- _RECORDED DATA_
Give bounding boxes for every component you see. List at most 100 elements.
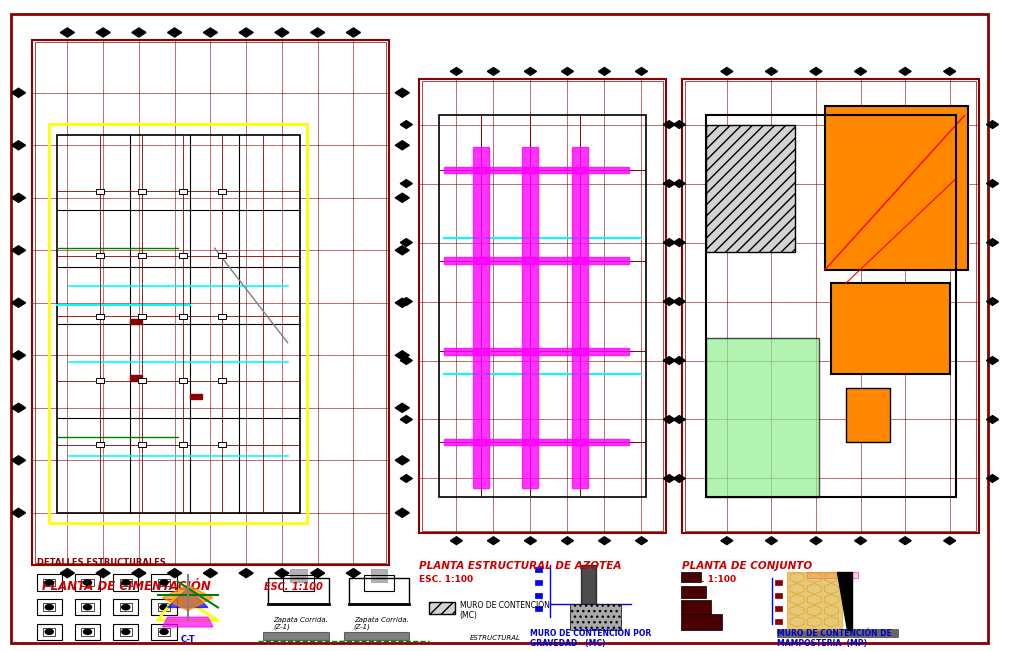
Bar	[364, 575, 394, 591]
Polygon shape	[562, 68, 574, 76]
Bar	[179, 442, 187, 447]
Bar	[75, 574, 100, 590]
Polygon shape	[400, 120, 412, 128]
Polygon shape	[132, 568, 145, 577]
Bar	[57, 135, 300, 513]
Polygon shape	[11, 403, 25, 412]
Bar	[284, 575, 314, 591]
Bar	[113, 574, 138, 590]
Polygon shape	[395, 193, 409, 202]
Polygon shape	[132, 28, 145, 37]
Polygon shape	[163, 585, 213, 611]
Bar	[34, 42, 386, 563]
Bar	[43, 628, 56, 635]
Bar	[706, 115, 955, 497]
Polygon shape	[854, 68, 867, 76]
Polygon shape	[766, 537, 778, 545]
Bar	[429, 602, 454, 614]
Polygon shape	[400, 239, 412, 247]
Bar	[36, 624, 62, 640]
Polygon shape	[674, 475, 686, 482]
Bar	[75, 624, 100, 640]
Bar	[152, 599, 177, 615]
Polygon shape	[203, 568, 217, 577]
Polygon shape	[664, 298, 676, 305]
Bar	[264, 632, 328, 640]
Bar	[179, 189, 187, 194]
Circle shape	[84, 630, 92, 634]
Polygon shape	[664, 475, 676, 482]
Bar	[683, 79, 980, 533]
Polygon shape	[987, 475, 999, 482]
Bar	[807, 572, 857, 578]
Circle shape	[84, 605, 92, 610]
Polygon shape	[400, 180, 412, 187]
Polygon shape	[674, 357, 686, 365]
Bar	[113, 624, 138, 640]
Polygon shape	[943, 537, 955, 545]
Polygon shape	[450, 537, 463, 545]
Bar	[522, 147, 538, 488]
Text: DETALLES ESTRUCTURALES: DETALLES ESTRUCTURALES	[36, 559, 166, 567]
Bar	[49, 124, 307, 523]
Polygon shape	[395, 298, 409, 307]
Polygon shape	[562, 537, 574, 545]
Polygon shape	[168, 568, 182, 577]
Bar	[575, 348, 585, 355]
Circle shape	[122, 605, 130, 610]
Bar	[775, 619, 782, 624]
Text: PLANTA ESTRUCTURAL DE AZOTEA: PLANTA ESTRUCTURAL DE AZOTEA	[419, 561, 622, 570]
Bar	[137, 253, 145, 258]
Text: ESC. 1:100: ESC. 1:100	[683, 575, 736, 583]
Polygon shape	[598, 537, 610, 545]
Bar	[190, 395, 202, 400]
Bar	[343, 632, 409, 640]
Bar	[82, 579, 94, 587]
Bar	[686, 81, 977, 531]
Text: MURO DE CONTENCIÓN
(MC): MURO DE CONTENCIÓN (MC)	[460, 601, 549, 620]
Polygon shape	[674, 298, 686, 305]
Polygon shape	[664, 120, 676, 128]
Bar	[572, 147, 588, 488]
Polygon shape	[488, 537, 500, 545]
Text: ESTRUCTURAL: ESTRUCTURAL	[470, 635, 520, 641]
Polygon shape	[11, 508, 25, 518]
Bar	[137, 378, 145, 383]
Bar	[179, 253, 187, 258]
Polygon shape	[400, 298, 412, 305]
Bar	[777, 629, 898, 637]
Polygon shape	[395, 89, 409, 98]
Polygon shape	[635, 68, 647, 76]
Circle shape	[160, 605, 168, 610]
Bar	[775, 606, 782, 611]
Bar	[75, 599, 100, 615]
Polygon shape	[400, 357, 412, 365]
Bar	[218, 253, 226, 258]
Polygon shape	[766, 68, 778, 76]
Bar	[158, 579, 170, 587]
Polygon shape	[168, 588, 208, 607]
Bar	[371, 568, 387, 581]
Polygon shape	[203, 28, 217, 37]
Bar	[152, 624, 177, 640]
Polygon shape	[311, 28, 324, 37]
Bar	[179, 378, 187, 383]
Polygon shape	[674, 239, 686, 247]
Bar	[96, 189, 104, 194]
Polygon shape	[987, 298, 999, 305]
Polygon shape	[11, 193, 25, 202]
Bar	[444, 167, 629, 173]
Bar	[535, 567, 542, 572]
Polygon shape	[674, 415, 686, 423]
Bar	[525, 257, 535, 264]
Bar	[348, 578, 409, 604]
Polygon shape	[721, 537, 733, 545]
Bar	[775, 593, 782, 598]
Polygon shape	[395, 351, 409, 360]
Bar	[36, 574, 62, 590]
Polygon shape	[239, 28, 254, 37]
Bar	[682, 572, 701, 581]
Bar	[444, 439, 629, 445]
Bar	[682, 586, 706, 598]
Bar	[706, 338, 819, 497]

- _DIRECTIONS_
Convert every line of the rows above into a JSON list of strings, one string per line, with blank lines dropped and the picture left out.

- _SOLUTION_
[
  "Give bounding boxes for every component you see. List at most 100 elements.",
  "Bar\t[364, 575, 394, 591]",
  "Polygon shape\t[562, 68, 574, 76]",
  "Bar\t[179, 442, 187, 447]",
  "Bar\t[75, 574, 100, 590]",
  "Polygon shape\t[400, 120, 412, 128]",
  "Polygon shape\t[132, 568, 145, 577]",
  "Bar\t[57, 135, 300, 513]",
  "Polygon shape\t[11, 403, 25, 412]",
  "Bar\t[284, 575, 314, 591]",
  "Bar\t[113, 574, 138, 590]",
  "Polygon shape\t[395, 193, 409, 202]",
  "Polygon shape\t[132, 28, 145, 37]",
  "Polygon shape\t[163, 585, 213, 611]",
  "Bar\t[34, 42, 386, 563]",
  "Bar\t[43, 628, 56, 635]",
  "Bar\t[706, 115, 955, 497]",
  "Polygon shape\t[854, 68, 867, 76]",
  "Polygon shape\t[766, 537, 778, 545]",
  "Bar\t[429, 602, 454, 614]",
  "Polygon shape\t[400, 239, 412, 247]",
  "Bar\t[36, 624, 62, 640]",
  "Polygon shape\t[674, 475, 686, 482]",
  "Bar\t[75, 624, 100, 640]",
  "Bar\t[152, 599, 177, 615]",
  "Polygon shape\t[203, 568, 217, 577]",
  "Polygon shape\t[664, 298, 676, 305]",
  "Bar\t[264, 632, 328, 640]",
  "Bar\t[179, 189, 187, 194]",
  "Circle shape\t[84, 630, 92, 634]",
  "Polygon shape\t[664, 475, 676, 482]",
  "Bar\t[683, 79, 980, 533]",
  "Polygon shape\t[987, 475, 999, 482]",
  "Bar\t[807, 572, 857, 578]",
  "Circle shape\t[84, 605, 92, 610]",
  "Polygon shape\t[400, 180, 412, 187]",
  "Polygon shape\t[674, 357, 686, 365]",
  "Bar\t[113, 624, 138, 640]",
  "Polygon shape\t[943, 537, 955, 545]",
  "Polygon shape\t[450, 537, 463, 545]",
  "Bar\t[522, 147, 538, 488]",
  "Text: DETALLES ESTRUCTURALES: DETALLES ESTRUCTURALES\t[36, 559, 166, 567]",
  "Bar\t[49, 124, 307, 523]",
  "Polygon shape\t[395, 298, 409, 307]",
  "Polygon shape\t[562, 537, 574, 545]",
  "Polygon shape\t[168, 568, 182, 577]",
  "Bar\t[575, 348, 585, 355]",
  "Circle shape\t[122, 605, 130, 610]",
  "Bar\t[775, 619, 782, 624]",
  "Text: PLANTA ESTRUCTURAL DE AZOTEA: PLANTA ESTRUCTURAL DE AZOTEA\t[419, 561, 622, 570]",
  "Bar\t[137, 253, 145, 258]",
  "Text: ESC. 1:100: ESC. 1:100\t[683, 575, 736, 583]",
  "Polygon shape\t[598, 537, 610, 545]",
  "Bar\t[190, 395, 202, 400]",
  "Bar\t[343, 632, 409, 640]",
  "Bar\t[82, 579, 94, 587]",
  "Bar\t[686, 81, 977, 531]",
  "Text: MURO DE CONTENCIÓN",
  "(MC): MURO DE CONTENCIÓN (MC)\t[460, 601, 549, 620]",
  "Polygon shape\t[674, 298, 686, 305]",
  "Polygon shape\t[664, 120, 676, 128]",
  "Bar\t[572, 147, 588, 488]",
  "Polygon shape\t[488, 537, 500, 545]",
  "Text: ESTRUCTURAL: ESTRUCTURAL\t[470, 635, 520, 641]",
  "Polygon shape\t[11, 508, 25, 518]",
  "Bar\t[137, 378, 145, 383]",
  "Bar\t[179, 253, 187, 258]",
  "Polygon shape\t[400, 298, 412, 305]",
  "Bar\t[777, 629, 898, 637]",
  "Polygon shape\t[395, 89, 409, 98]",
  "Polygon shape\t[635, 68, 647, 76]",
  "Circle shape\t[160, 605, 168, 610]",
  "Bar\t[775, 606, 782, 611]",
  "Bar\t[75, 599, 100, 615]",
  "Polygon shape\t[400, 357, 412, 365]",
  "Bar\t[218, 253, 226, 258]",
  "Polygon shape\t[766, 68, 778, 76]",
  "Bar\t[158, 579, 170, 587]",
  "Polygon shape\t[168, 588, 208, 607]",
  "Bar\t[371, 568, 387, 581]",
  "Polygon shape\t[203, 28, 217, 37]",
  "Bar\t[152, 624, 177, 640]",
  "Polygon shape\t[311, 28, 324, 37]",
  "Bar\t[179, 378, 187, 383]",
  "Polygon shape\t[674, 239, 686, 247]",
  "Bar\t[96, 189, 104, 194]",
  "Polygon shape\t[987, 298, 999, 305]",
  "Polygon shape\t[11, 193, 25, 202]",
  "Bar\t[444, 167, 629, 173]",
  "Bar\t[535, 567, 542, 572]",
  "Polygon shape\t[674, 415, 686, 423]",
  "Bar\t[525, 257, 535, 264]",
  "Bar\t[348, 578, 409, 604]",
  "Polygon shape\t[721, 537, 733, 545]",
  "Bar\t[775, 593, 782, 598]",
  "Polygon shape\t[395, 351, 409, 360]",
  "Bar\t[36, 574, 62, 590]",
  "Polygon shape\t[239, 28, 254, 37]",
  "Bar\t[682, 572, 701, 581]",
  "Bar\t[444, 439, 629, 445]",
  "Bar\t[682, 586, 706, 598]",
  "Bar\t[706, 338, 819, 497]"
]